**TASK REQUIREMENTS**
Restate the material word for word and leave out anything that is a picture.

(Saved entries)
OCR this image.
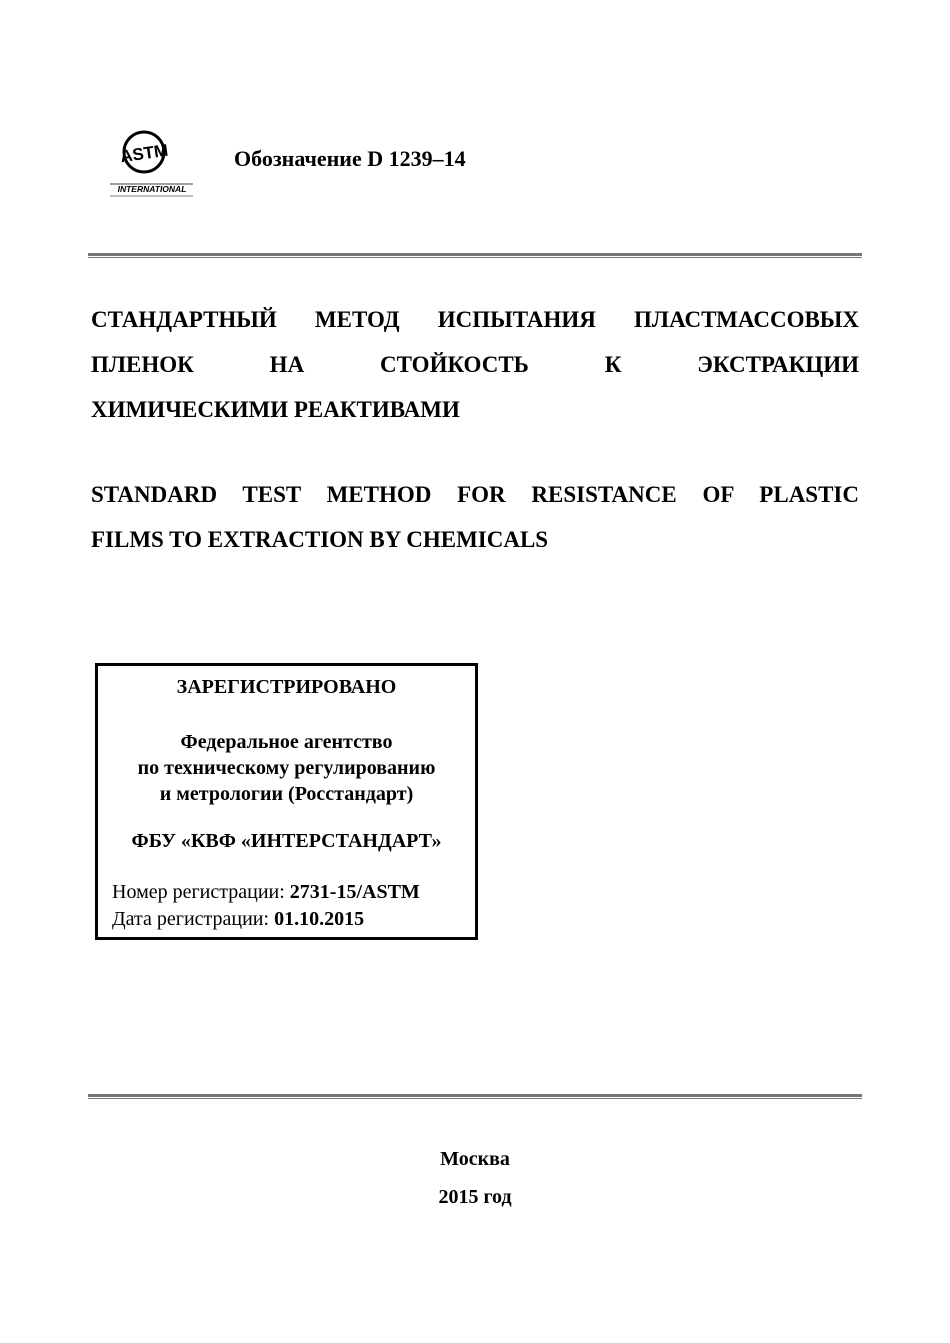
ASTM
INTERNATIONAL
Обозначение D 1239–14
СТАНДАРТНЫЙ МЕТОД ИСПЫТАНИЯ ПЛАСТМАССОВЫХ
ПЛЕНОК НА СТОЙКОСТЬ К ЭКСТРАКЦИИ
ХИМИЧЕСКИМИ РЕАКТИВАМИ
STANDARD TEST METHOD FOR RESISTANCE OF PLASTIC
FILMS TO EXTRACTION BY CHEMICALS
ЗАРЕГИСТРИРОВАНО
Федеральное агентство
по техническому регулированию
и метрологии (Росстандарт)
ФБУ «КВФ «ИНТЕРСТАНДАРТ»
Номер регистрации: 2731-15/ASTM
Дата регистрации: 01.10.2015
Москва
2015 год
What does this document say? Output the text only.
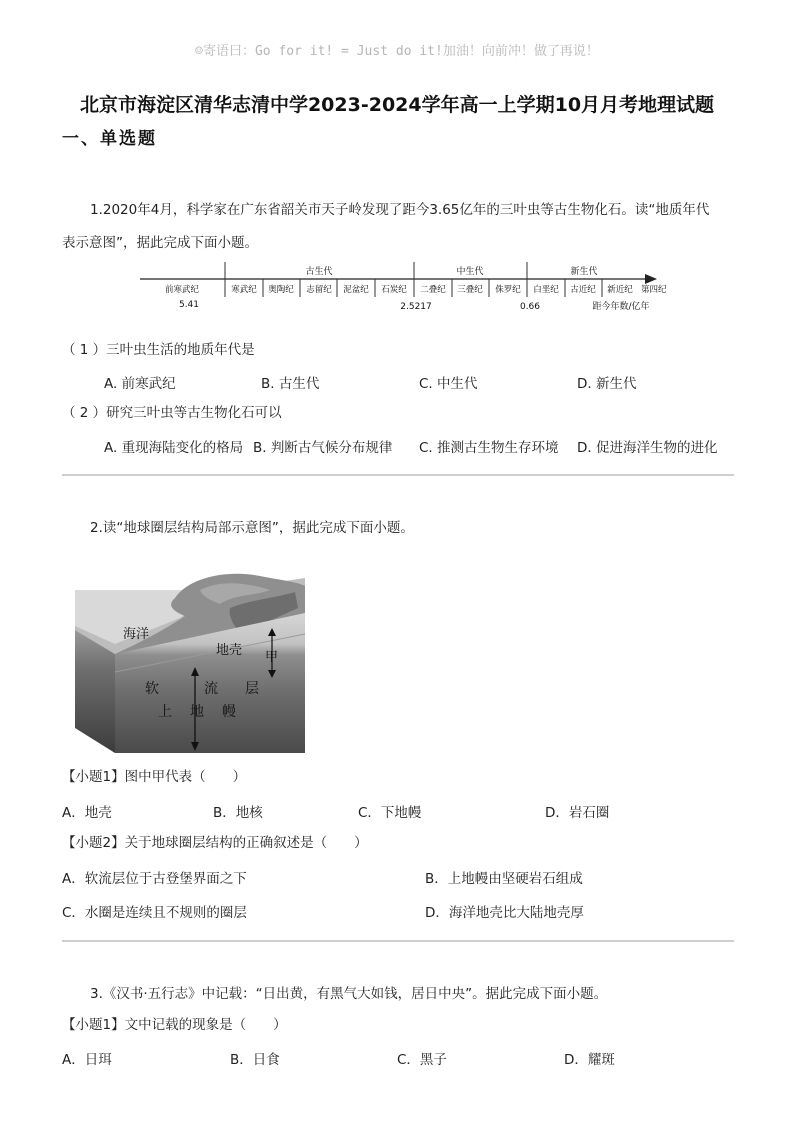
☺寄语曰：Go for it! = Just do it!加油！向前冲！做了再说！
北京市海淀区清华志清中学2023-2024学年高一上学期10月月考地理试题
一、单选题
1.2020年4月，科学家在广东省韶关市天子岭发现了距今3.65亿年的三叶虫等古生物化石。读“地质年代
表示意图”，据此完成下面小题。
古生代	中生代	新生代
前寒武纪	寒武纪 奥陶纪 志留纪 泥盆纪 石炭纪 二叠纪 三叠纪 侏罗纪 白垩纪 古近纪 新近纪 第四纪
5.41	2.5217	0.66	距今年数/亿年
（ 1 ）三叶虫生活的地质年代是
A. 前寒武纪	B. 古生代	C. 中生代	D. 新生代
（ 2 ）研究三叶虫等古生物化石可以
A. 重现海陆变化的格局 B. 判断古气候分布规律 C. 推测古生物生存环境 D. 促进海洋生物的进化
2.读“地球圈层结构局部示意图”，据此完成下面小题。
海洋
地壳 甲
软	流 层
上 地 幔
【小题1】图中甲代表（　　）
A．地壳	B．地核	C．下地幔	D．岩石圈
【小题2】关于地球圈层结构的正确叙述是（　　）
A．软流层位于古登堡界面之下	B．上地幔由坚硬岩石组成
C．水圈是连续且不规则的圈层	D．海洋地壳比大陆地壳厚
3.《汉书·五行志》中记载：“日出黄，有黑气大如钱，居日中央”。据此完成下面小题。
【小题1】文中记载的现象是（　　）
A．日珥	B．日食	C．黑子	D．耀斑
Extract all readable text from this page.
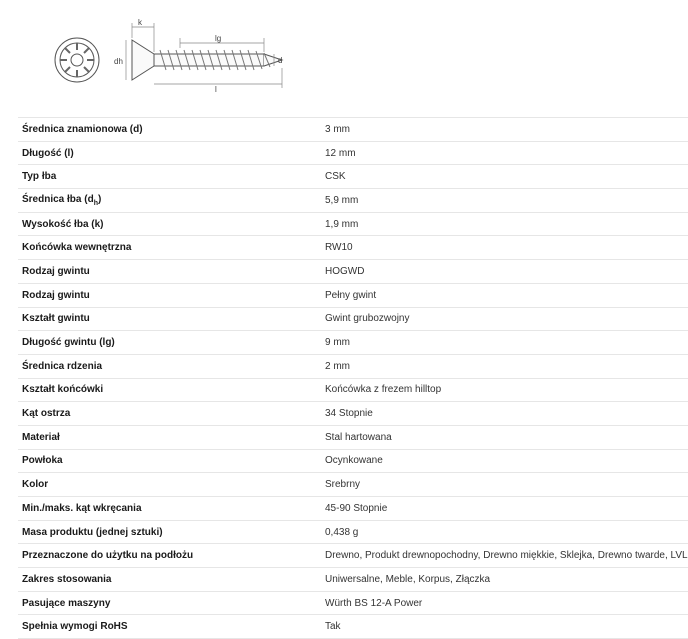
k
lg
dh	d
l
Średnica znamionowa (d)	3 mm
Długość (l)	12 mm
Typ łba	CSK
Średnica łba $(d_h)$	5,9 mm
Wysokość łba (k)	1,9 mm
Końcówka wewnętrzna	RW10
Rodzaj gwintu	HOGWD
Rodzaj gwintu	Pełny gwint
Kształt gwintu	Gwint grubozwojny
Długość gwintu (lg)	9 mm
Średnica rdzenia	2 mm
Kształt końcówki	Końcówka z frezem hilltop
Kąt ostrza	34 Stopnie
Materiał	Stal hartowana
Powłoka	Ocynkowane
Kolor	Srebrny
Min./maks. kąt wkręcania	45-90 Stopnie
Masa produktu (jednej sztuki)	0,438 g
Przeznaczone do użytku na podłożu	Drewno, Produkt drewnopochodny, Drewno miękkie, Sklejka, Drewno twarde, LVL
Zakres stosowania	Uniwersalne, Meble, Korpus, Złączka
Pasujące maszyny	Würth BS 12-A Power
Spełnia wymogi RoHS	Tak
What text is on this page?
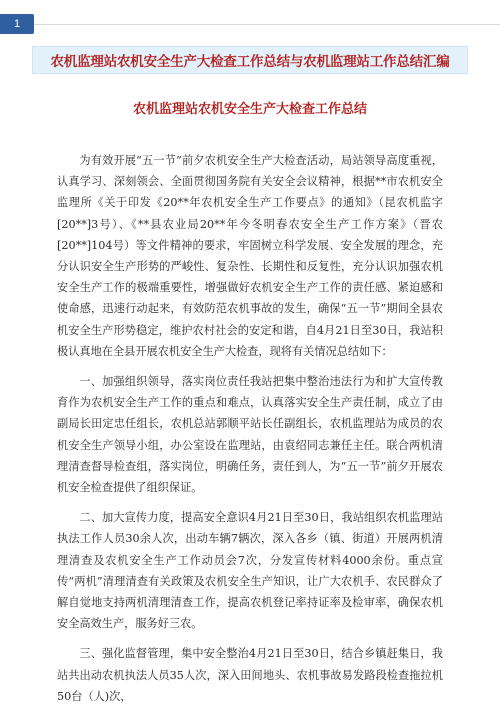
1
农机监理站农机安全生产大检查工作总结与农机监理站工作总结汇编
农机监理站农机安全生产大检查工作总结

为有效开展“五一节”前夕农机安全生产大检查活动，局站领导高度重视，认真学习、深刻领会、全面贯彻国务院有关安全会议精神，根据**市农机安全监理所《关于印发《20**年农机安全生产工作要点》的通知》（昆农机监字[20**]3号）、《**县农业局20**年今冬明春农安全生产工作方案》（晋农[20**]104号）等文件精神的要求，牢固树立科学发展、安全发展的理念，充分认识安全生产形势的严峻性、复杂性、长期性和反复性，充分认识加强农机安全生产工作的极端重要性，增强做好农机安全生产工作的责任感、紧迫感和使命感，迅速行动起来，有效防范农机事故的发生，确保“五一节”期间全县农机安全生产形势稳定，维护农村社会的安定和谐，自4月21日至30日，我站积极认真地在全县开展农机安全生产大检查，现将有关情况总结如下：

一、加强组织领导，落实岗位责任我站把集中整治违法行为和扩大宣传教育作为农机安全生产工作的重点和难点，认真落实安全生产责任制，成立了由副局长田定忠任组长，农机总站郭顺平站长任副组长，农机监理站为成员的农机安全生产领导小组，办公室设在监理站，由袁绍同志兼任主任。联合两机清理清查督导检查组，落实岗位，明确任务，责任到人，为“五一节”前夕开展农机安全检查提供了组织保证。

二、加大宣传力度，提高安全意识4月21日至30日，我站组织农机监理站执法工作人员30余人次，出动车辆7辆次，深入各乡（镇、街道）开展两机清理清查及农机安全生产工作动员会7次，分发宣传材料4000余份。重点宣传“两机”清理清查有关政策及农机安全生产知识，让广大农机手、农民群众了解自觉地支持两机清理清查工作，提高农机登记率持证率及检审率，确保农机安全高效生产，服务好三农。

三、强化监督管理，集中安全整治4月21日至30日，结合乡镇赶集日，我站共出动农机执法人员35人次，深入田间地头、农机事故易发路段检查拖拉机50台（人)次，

**THE ANSWER**
OCR this image.
ASTM
INTERNATIONAL
Обозначение D 1239–14
СТАНДАРТНЫЙ МЕТОД ИСПЫТАНИЯ ПЛАСТМАССОВЫХ
ПЛЕНОК НА СТОЙКОСТЬ К ЭКСТРАКЦИИ
ХИМИЧЕСКИМИ РЕАКТИВАМИ
STANDARD TEST METHOD FOR RESISTANCE OF PLASTIC
FILMS TO EXTRACTION BY CHEMICALS
ЗАРЕГИСТРИРОВАНО
Федеральное агентство
по техническому регулированию
и метрологии (Росстандарт)
ФБУ «КВФ «ИНТЕРСТАНДАРТ»
Номер регистрации: 2731-15/ASTM
Дата регистрации: 01.10.2015
Москва
2015 год
What does this document say? Output the text only.
☺寄语曰：Go for it! = Just do it!加油！向前冲！做了再说！
北京市海淀区清华志清中学2023-2024学年高一上学期10月月考地理试题
一、单选题
1.2020年4月，科学家在广东省韶关市天子岭发现了距今3.65亿年的三叶虫等古生物化石。读“地质年代
表示意图”，据此完成下面小题。
古生代	中生代	新生代
前寒武纪	寒武纪 奥陶纪 志留纪 泥盆纪 石炭纪 二叠纪 三叠纪 侏罗纪 白垩纪 古近纪 新近纪 第四纪
5.41	2.5217	0.66	距今年数/亿年
（ 1 ）三叶虫生活的地质年代是
A. 前寒武纪	B. 古生代	C. 中生代	D. 新生代
（ 2 ）研究三叶虫等古生物化石可以
A. 重现海陆变化的格局 B. 判断古气候分布规律 C. 推测古生物生存环境 D. 促进海洋生物的进化
2.读“地球圈层结构局部示意图”，据此完成下面小题。
海洋
地壳 甲
软	流 层
上 地 幔
【小题1】图中甲代表（　　）
A．地壳	B．地核	C．下地幔	D．岩石圈
【小题2】关于地球圈层结构的正确叙述是（　　）
A．软流层位于古登堡界面之下	B．上地幔由坚硬岩石组成
C．水圈是连续且不规则的圈层	D．海洋地壳比大陆地壳厚
3.《汉书·五行志》中记载：“日出黄，有黑气大如钱，居日中央”。据此完成下面小题。
【小题1】文中记载的现象是（　　）
A．日珥	B．日食	C．黑子	D．耀斑
Extract all readable text from this page.
k
lg
dh	d
l
Średnica znamionowa (d)	3 mm
Długość (l)	12 mm
Typ łba	CSK
Średnica łba $(d_h)$	5,9 mm
Wysokość łba (k)	1,9 mm
Końcówka wewnętrzna	RW10
Rodzaj gwintu	HOGWD
Rodzaj gwintu	Pełny gwint
Kształt gwintu	Gwint grubozwojny
Długość gwintu (lg)	9 mm
Średnica rdzenia	2 mm
Kształt końcówki	Końcówka z frezem hilltop
Kąt ostrza	34 Stopnie
Materiał	Stal hartowana
Powłoka	Ocynkowane
Kolor	Srebrny
Min./maks. kąt wkręcania	45-90 Stopnie
Masa produktu (jednej sztuki)	0,438 g
Przeznaczone do użytku na podłożu	Drewno, Produkt drewnopochodny, Drewno miękkie, Sklejka, Drewno twarde, LVL
Zakres stosowania	Uniwersalne, Meble, Korpus, Złączka
Pasujące maszyny	Würth BS 12-A Power
Spełnia wymogi RoHS	Tak
What text is on this page?
1
农机监理站农机安全生产大检查工作总结与农机监理站工作总结汇编
农机监理站农机安全生产大检查工作总结

为有效开展“五一节”前夕农机安全生产大检查活动，局站领导高度重视，认真学习、深刻领会、全面贯彻国务院有关安全会议精神，根据**市农机安全监理所《关于印发《20**年农机安全生产工作要点》的通知》（昆农机监字[20**]3号）、《**县农业局20**年今冬明春农安全生产工作方案》（晋农[20**]104号）等文件精神的要求，牢固树立科学发展、安全发展的理念，充分认识安全生产形势的严峻性、复杂性、长期性和反复性，充分认识加强农机安全生产工作的极端重要性，增强做好农机安全生产工作的责任感、紧迫感和使命感，迅速行动起来，有效防范农机事故的发生，确保“五一节”期间全县农机安全生产形势稳定，维护农村社会的安定和谐，自4月21日至30日，我站积极认真地在全县开展农机安全生产大检查，现将有关情况总结如下：

一、加强组织领导，落实岗位责任我站把集中整治违法行为和扩大宣传教育作为农机安全生产工作的重点和难点，认真落实安全生产责任制，成立了由副局长田定忠任组长，农机总站郭顺平站长任副组长，农机监理站为成员的农机安全生产领导小组，办公室设在监理站，由袁绍同志兼任主任。联合两机清理清查督导检查组，落实岗位，明确任务，责任到人，为“五一节”前夕开展农机安全检查提供了组织保证。

二、加大宣传力度，提高安全意识4月21日至30日，我站组织农机监理站执法工作人员30余人次，出动车辆7辆次，深入各乡（镇、街道）开展两机清理清查及农机安全生产工作动员会7次，分发宣传材料4000余份。重点宣传“两机”清理清查有关政策及农机安全生产知识，让广大农机手、农民群众了解自觉地支持两机清理清查工作，提高农机登记率持证率及检审率，确保农机安全高效生产，服务好三农。

三、强化监督管理，集中安全整治4月21日至30日，结合乡镇赶集日，我站共出动农机执法人员35人次，深入田间地头、农机事故易发路段检查拖拉机50台（人)次，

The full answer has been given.